→ What you will do
Please list all lines of the material below in which the string "coordinate" occurs.

Figure record listings:
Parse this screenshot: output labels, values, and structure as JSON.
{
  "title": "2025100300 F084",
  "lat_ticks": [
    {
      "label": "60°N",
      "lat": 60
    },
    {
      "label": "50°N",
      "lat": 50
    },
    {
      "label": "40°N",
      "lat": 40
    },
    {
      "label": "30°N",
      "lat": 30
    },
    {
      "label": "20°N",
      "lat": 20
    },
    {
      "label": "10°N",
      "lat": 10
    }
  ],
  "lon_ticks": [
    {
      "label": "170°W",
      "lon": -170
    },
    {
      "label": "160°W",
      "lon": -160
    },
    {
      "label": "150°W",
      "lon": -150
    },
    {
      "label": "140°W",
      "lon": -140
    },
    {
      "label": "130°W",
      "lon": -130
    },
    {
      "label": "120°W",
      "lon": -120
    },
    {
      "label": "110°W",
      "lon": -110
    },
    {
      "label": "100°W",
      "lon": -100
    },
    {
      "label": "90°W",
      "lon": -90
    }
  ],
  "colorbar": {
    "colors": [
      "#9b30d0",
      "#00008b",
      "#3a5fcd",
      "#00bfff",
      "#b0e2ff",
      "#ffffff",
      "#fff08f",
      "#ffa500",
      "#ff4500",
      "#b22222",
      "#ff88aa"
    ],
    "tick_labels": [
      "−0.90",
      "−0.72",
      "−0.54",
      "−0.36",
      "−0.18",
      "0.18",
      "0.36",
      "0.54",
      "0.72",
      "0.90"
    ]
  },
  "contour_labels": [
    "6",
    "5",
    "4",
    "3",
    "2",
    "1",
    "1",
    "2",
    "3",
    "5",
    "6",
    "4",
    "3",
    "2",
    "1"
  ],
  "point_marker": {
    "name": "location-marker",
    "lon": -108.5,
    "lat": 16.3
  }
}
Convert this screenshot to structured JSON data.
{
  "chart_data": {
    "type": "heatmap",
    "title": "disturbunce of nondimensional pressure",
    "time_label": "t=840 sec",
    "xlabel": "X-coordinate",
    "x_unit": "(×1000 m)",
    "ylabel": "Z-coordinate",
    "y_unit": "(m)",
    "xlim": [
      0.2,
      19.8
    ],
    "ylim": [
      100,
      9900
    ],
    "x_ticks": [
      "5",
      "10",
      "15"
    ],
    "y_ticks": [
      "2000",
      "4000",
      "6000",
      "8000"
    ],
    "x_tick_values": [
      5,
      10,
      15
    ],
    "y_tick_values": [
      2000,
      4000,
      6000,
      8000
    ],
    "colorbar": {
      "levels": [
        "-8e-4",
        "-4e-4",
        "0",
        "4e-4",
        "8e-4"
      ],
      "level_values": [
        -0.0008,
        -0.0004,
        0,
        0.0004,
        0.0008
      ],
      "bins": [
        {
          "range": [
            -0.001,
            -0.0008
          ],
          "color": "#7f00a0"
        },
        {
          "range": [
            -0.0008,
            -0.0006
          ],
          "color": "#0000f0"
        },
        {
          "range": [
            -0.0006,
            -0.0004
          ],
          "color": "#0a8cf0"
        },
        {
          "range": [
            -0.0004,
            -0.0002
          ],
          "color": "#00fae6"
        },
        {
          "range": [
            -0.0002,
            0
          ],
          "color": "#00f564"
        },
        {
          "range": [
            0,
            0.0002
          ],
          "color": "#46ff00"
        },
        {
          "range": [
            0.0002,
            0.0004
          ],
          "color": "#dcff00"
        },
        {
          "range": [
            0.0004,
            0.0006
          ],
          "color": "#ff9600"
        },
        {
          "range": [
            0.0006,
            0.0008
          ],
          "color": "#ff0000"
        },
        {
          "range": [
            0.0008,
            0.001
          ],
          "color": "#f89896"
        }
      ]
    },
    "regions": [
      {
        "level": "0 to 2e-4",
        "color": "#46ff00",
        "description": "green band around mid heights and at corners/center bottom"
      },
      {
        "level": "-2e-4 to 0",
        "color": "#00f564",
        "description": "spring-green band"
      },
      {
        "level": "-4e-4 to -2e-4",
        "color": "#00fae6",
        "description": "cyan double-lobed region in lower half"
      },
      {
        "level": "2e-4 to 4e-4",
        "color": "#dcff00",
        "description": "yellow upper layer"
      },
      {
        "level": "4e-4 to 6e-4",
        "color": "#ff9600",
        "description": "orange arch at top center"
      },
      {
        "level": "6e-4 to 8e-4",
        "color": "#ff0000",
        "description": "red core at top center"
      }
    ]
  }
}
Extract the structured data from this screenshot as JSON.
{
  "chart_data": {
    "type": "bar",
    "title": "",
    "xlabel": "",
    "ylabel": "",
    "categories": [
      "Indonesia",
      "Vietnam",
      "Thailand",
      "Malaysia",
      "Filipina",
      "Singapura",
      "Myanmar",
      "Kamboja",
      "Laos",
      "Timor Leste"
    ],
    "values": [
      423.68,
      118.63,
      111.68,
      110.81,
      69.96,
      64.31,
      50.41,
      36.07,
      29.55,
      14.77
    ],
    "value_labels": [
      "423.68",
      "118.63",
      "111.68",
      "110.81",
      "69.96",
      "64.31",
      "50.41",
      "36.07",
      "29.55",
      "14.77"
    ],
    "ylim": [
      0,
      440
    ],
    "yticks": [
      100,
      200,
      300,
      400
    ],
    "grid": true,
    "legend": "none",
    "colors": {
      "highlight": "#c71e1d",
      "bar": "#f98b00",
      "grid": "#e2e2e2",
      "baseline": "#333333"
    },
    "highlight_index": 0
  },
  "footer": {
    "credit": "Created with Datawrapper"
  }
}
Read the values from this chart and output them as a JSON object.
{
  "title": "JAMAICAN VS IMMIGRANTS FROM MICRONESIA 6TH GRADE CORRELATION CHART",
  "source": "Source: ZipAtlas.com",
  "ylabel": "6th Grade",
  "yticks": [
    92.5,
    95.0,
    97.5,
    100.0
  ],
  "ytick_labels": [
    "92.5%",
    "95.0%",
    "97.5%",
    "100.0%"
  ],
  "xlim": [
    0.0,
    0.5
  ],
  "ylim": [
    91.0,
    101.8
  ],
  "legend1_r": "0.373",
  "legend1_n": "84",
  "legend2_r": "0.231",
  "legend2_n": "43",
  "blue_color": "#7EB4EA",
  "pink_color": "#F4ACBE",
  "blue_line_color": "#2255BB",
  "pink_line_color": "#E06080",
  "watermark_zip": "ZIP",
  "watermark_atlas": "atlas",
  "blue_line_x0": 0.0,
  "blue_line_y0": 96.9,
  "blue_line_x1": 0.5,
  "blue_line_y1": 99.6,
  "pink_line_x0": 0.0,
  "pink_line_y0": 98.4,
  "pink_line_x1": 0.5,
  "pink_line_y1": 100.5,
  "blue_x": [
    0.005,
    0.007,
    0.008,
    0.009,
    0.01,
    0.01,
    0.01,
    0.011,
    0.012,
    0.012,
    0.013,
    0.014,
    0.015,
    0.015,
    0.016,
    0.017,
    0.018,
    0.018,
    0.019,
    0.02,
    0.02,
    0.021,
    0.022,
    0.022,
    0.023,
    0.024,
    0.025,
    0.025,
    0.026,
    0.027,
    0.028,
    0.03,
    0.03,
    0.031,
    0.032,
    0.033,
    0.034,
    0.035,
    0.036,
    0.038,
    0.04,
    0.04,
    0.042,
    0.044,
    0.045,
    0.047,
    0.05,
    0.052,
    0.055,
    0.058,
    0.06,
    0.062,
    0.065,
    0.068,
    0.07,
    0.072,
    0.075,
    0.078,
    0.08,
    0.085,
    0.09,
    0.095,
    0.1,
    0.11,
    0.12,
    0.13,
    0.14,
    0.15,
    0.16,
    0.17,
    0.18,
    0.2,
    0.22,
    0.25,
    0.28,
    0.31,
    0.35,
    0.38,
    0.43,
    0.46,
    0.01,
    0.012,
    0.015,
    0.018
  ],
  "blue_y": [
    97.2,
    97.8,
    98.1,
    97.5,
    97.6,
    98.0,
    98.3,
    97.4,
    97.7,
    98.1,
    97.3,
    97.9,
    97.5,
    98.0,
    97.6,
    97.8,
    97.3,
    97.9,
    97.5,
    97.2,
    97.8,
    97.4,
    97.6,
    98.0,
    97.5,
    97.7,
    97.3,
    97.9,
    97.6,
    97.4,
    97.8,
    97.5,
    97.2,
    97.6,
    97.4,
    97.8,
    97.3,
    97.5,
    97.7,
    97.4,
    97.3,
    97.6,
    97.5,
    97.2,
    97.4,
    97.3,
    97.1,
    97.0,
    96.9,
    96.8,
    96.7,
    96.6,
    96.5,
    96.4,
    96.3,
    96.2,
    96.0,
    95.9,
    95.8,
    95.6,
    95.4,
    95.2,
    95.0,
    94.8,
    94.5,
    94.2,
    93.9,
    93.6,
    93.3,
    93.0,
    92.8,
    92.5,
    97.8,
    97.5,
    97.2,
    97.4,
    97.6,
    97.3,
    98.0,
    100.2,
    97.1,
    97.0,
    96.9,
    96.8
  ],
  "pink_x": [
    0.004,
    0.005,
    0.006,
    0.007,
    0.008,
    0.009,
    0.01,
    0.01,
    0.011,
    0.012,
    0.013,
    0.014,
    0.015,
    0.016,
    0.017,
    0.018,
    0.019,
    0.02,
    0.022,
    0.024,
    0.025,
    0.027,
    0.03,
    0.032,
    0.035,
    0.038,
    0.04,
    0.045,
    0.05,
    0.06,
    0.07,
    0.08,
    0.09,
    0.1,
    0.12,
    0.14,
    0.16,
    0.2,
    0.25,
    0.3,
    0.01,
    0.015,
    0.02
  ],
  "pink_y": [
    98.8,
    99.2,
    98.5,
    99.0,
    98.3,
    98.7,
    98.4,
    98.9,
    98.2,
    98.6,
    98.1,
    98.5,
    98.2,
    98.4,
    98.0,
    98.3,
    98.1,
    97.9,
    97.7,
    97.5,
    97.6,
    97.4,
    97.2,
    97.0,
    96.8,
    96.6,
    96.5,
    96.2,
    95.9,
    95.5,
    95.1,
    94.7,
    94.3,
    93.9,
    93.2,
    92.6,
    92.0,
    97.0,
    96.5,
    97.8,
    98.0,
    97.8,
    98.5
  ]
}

→ Response
    "xlabel": "X-coordinate",
    "ylabel": "Z-coordinate",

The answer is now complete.